=== Saved data entries ===
○ ○ ○ ○ ○ ○ ○

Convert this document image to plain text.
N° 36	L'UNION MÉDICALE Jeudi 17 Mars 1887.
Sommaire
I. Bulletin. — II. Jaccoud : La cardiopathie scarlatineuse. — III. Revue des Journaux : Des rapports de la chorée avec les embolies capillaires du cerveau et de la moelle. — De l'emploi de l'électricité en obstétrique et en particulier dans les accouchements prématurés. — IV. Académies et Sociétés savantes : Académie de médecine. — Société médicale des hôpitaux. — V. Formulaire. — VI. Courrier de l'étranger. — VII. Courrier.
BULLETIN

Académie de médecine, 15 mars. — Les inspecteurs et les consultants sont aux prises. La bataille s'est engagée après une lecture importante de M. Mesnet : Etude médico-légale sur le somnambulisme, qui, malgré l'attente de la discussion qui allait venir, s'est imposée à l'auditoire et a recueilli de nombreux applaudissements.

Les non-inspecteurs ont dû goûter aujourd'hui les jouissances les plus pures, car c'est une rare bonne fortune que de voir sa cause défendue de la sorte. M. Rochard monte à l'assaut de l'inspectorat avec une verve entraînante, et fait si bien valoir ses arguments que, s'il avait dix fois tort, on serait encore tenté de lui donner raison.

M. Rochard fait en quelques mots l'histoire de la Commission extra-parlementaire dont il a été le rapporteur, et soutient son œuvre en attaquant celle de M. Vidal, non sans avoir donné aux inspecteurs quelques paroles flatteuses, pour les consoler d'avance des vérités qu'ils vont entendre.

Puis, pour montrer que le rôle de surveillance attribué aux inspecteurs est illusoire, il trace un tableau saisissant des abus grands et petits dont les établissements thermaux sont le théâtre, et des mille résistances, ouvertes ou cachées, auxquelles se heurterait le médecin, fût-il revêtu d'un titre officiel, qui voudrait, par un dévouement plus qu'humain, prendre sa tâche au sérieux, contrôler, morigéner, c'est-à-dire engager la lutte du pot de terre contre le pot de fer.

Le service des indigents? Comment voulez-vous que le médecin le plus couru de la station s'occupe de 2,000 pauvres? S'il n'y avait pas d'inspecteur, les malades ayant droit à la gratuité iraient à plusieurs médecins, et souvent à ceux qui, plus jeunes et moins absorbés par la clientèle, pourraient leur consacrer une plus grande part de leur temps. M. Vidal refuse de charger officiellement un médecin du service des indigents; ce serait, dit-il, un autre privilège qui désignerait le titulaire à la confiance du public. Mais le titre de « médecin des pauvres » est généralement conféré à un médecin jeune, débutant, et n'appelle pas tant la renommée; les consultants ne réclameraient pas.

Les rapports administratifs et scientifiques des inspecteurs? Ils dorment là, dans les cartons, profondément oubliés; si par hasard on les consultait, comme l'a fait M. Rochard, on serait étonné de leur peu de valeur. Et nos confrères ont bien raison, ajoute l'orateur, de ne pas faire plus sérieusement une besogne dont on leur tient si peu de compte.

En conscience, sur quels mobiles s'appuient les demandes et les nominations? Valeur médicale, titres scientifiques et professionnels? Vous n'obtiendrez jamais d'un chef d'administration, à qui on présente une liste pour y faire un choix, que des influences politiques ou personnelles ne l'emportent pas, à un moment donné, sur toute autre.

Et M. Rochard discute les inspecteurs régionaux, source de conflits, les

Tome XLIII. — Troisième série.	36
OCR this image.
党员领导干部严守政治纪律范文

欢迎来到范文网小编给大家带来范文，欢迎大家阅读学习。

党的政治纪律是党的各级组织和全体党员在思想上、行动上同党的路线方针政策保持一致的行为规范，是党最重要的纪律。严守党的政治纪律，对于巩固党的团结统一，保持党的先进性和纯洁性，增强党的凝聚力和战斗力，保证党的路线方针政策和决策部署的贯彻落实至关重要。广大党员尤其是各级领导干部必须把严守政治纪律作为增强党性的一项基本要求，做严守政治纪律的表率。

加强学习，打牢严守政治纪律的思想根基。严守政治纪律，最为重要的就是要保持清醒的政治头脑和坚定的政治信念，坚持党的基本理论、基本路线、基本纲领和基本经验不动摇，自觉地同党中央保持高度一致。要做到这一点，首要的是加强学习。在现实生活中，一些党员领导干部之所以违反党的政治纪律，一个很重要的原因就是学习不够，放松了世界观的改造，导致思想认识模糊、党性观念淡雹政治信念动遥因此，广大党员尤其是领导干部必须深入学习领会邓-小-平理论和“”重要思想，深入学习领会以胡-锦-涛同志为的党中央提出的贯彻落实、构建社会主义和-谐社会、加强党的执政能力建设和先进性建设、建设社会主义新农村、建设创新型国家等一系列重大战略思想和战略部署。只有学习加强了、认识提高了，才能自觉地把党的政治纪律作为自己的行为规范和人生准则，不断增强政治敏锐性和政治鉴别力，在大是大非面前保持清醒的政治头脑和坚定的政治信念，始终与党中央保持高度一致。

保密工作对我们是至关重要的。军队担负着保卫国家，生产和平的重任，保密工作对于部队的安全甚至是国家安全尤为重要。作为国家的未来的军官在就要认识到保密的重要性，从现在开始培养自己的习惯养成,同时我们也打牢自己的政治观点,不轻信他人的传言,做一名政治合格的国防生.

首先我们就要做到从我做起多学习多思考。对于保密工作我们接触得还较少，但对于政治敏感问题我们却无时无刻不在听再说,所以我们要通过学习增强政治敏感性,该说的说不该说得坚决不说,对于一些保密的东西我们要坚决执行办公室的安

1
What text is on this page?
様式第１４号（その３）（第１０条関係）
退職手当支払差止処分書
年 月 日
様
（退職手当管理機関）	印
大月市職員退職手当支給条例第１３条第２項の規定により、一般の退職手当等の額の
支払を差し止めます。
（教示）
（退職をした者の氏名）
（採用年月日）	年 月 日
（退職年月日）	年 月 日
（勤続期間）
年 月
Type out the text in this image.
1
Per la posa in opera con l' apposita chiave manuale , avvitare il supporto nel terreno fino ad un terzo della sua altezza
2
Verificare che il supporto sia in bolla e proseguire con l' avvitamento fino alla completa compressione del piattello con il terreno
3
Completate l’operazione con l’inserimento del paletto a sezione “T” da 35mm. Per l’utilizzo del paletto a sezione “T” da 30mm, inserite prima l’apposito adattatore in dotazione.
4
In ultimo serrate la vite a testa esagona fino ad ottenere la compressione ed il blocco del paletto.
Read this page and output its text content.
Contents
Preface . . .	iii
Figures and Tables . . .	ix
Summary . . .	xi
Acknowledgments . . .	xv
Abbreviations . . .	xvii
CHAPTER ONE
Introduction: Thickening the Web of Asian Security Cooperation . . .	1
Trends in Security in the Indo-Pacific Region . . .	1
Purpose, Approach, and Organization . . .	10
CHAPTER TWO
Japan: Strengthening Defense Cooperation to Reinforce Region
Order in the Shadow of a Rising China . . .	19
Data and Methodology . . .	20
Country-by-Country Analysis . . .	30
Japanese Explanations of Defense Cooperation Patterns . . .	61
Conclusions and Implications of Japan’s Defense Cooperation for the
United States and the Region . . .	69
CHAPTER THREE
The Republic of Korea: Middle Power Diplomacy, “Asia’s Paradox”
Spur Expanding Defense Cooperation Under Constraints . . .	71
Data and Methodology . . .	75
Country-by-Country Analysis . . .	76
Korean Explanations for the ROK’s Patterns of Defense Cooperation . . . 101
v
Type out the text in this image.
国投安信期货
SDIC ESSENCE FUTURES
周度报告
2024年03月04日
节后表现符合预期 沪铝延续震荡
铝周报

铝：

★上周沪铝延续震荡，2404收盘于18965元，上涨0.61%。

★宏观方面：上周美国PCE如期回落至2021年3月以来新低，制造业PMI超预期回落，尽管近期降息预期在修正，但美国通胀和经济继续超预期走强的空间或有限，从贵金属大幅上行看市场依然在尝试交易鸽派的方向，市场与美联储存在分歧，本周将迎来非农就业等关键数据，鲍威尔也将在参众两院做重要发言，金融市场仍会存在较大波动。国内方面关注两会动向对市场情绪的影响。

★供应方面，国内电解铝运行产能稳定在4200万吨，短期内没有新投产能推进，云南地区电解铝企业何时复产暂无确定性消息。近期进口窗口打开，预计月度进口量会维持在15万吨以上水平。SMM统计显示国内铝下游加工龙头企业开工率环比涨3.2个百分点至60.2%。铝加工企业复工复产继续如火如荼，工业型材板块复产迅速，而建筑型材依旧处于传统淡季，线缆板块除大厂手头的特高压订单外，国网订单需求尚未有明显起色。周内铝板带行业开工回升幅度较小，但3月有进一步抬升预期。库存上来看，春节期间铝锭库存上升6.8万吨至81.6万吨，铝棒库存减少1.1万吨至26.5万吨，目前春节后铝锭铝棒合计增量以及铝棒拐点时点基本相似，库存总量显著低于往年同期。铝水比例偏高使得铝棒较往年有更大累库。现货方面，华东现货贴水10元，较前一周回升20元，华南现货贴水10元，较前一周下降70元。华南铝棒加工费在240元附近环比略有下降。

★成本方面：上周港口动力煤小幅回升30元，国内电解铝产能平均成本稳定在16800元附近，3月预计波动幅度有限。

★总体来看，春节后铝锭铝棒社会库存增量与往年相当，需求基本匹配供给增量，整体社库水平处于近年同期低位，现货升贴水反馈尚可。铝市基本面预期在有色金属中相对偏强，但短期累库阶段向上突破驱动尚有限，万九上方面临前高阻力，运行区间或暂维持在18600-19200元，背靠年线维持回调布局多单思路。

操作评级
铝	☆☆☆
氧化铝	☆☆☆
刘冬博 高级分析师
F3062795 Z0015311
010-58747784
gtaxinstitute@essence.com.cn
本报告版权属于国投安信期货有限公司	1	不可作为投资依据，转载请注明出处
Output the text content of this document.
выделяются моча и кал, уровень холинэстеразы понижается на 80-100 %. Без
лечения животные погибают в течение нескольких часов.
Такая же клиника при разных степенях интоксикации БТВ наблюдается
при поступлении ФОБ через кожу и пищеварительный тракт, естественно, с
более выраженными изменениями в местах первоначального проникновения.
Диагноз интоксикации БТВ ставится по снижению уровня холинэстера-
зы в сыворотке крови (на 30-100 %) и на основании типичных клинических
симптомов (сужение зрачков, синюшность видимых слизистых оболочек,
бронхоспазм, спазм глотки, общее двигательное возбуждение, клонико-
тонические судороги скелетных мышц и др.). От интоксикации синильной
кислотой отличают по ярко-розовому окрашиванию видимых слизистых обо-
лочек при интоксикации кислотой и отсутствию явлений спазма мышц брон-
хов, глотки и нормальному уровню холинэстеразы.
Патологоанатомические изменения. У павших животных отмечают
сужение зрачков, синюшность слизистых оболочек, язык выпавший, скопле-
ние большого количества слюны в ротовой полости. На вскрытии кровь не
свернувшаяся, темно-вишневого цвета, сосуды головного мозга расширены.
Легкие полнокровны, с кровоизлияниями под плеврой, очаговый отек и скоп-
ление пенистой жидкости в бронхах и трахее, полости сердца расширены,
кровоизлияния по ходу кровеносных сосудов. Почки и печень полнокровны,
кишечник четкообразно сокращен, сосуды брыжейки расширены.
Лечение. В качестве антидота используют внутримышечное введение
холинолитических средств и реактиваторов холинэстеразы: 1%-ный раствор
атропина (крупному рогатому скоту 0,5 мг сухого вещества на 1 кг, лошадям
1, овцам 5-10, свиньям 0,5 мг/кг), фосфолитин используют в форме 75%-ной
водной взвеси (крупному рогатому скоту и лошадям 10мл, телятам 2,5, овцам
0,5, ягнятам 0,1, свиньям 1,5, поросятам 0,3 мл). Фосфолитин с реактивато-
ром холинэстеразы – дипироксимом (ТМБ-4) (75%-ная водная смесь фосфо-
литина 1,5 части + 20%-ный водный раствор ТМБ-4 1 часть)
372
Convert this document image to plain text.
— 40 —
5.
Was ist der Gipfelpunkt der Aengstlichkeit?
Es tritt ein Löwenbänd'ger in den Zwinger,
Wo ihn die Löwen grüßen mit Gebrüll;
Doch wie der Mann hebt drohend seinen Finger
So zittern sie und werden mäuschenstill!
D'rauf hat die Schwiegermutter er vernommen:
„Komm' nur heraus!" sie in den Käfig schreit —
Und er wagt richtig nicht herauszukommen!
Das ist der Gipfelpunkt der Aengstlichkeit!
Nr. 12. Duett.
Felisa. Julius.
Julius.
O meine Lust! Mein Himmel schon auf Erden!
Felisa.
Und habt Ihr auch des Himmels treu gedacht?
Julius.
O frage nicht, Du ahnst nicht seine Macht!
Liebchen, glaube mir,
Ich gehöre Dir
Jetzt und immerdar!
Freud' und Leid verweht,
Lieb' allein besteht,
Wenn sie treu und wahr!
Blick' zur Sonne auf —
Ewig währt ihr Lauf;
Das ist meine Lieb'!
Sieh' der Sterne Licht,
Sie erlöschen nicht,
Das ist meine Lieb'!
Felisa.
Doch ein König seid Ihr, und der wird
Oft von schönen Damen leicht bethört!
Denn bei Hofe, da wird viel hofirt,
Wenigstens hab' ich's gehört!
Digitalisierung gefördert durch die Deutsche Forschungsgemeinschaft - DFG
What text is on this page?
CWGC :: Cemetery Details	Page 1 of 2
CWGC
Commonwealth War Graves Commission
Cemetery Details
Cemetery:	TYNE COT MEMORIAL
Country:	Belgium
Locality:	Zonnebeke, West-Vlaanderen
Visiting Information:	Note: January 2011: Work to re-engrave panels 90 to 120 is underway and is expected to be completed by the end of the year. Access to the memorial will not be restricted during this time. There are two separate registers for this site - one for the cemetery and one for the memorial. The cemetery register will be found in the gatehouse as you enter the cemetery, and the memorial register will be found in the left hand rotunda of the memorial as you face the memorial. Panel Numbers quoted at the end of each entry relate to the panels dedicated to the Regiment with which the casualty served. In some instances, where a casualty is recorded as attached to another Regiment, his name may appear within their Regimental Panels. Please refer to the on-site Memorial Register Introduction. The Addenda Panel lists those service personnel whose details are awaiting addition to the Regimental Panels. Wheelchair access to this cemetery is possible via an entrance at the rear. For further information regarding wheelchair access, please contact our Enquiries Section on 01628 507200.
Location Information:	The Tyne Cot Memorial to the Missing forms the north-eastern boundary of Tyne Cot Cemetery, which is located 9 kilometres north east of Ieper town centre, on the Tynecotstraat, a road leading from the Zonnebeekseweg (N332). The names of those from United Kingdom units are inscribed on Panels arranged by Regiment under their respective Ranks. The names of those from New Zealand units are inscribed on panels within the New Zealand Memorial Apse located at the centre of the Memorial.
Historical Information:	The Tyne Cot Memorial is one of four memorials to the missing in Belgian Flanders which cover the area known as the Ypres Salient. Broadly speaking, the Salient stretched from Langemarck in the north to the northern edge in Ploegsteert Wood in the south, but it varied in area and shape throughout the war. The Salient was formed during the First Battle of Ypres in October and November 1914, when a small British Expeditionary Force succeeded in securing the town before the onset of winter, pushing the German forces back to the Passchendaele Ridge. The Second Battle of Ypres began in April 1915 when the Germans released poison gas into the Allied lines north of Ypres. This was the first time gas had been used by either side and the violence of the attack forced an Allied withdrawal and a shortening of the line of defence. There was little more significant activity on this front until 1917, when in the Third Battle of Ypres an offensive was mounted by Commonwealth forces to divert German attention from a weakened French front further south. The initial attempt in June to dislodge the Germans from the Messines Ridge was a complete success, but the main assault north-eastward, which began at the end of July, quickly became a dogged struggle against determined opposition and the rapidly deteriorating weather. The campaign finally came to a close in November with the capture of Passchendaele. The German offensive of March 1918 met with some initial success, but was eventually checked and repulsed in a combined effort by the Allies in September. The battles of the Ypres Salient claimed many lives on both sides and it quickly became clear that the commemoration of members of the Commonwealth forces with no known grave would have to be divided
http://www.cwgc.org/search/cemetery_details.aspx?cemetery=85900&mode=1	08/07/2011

○ ○ ○ ○ ○ ○ ○

=== Task directions ===
Scan the lines for the string "Patterns". Pick out every line that has it.

=== Response to this exercise ===
Japanese Explanations of Defense Cooperation Patterns . . .	61
Korean Explanations for the ROK’s Patterns of Defense Cooperation . . . 101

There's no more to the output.